Text to read:

Insert 24 hour period into database

This is more of a best practices question although I am struggling with the sql but the 2 are linked. I want to insert into a sql database the date and time for the forthcoming 24 hour period starting at 6am.
I think it would be best to run a schedualed SQL job at say 1am for the forthcoming day. This would create one column and 24 rows spanning for example 20/03/2013 06:00 to 21/03/2013 05:00.
thanks
The problem is the date time functions. Here is an example of how it could be done (in SQL Server):
insert into t(thedatetime)
select dateadd(hour, hrs.hr, cast(CAST(getdate() as DATE) as datetime))
from (select 0 as hr union all select 1 union all select 2 union all select 3 union all
select 4 union all select 5 union all select 6 union all select 7 union all
select 8 union all select 9 union all select 10 union all select 11 union all
select 12 union all select 13 union all select 14 union all select 15 union all
select 16 union all select 17 union all select 18 union all select 19 union all
select 20 union all select 21 union all select 22 union all select 23
) as hrs;
In Oracle, the select would might be:
select trunc(sysdate) + hrs.hr/24.0
And there are similar constructs for other databases.

Supplied material:
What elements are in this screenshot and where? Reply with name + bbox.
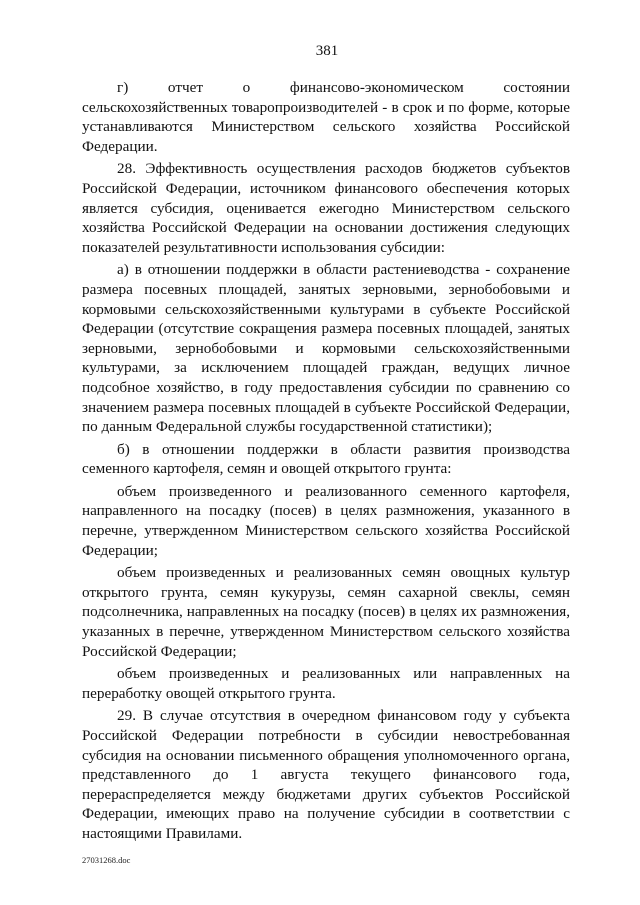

Required tasks:
A - Could you output the part of the thread on inserting a 24-hour period into a database, starting with "Insert 24 hour" and going on through "to 21/03/2013 05:00."?
B - Can you go on with the thread on inserting a 24-hour period into a database, picking up after its last sentence?

The responses:
A -
Insert 24 hour period into database

This is more of a best practices question although I am struggling with the sql but the 2 are linked. I want to insert into a sql database the date and time for the forthcoming 24 hour period starting at 6am.
I think it would be best to run a schedualed SQL job at say 1am for the forthcoming day. This would create one column and 24 rows spanning for example 20/03/2013 06:00 to 21/03/2013 05:00.

B -
This is assuming that it is running after midnight on the date in question. For the next day, you would have to add one day to the current date.
This works in Postgres:
select timestamp '2013-03-30 06:00' + interval '1' hour * i
from generate_series(0,23) i;
This will work for ORACLE
SELECT To_date('22-03-2013 '||(CASE WHEN (6+(LEVEL-1))>12 THEN (CASE WHEN LEVEL>19 THEN (LEVEL-12-7) ELSE (6+(LEVEL-1))-12 END) ELSE (6+(LEVEL-1)) END)||':00:00','DD-MM-YYYY HH:MI:SS')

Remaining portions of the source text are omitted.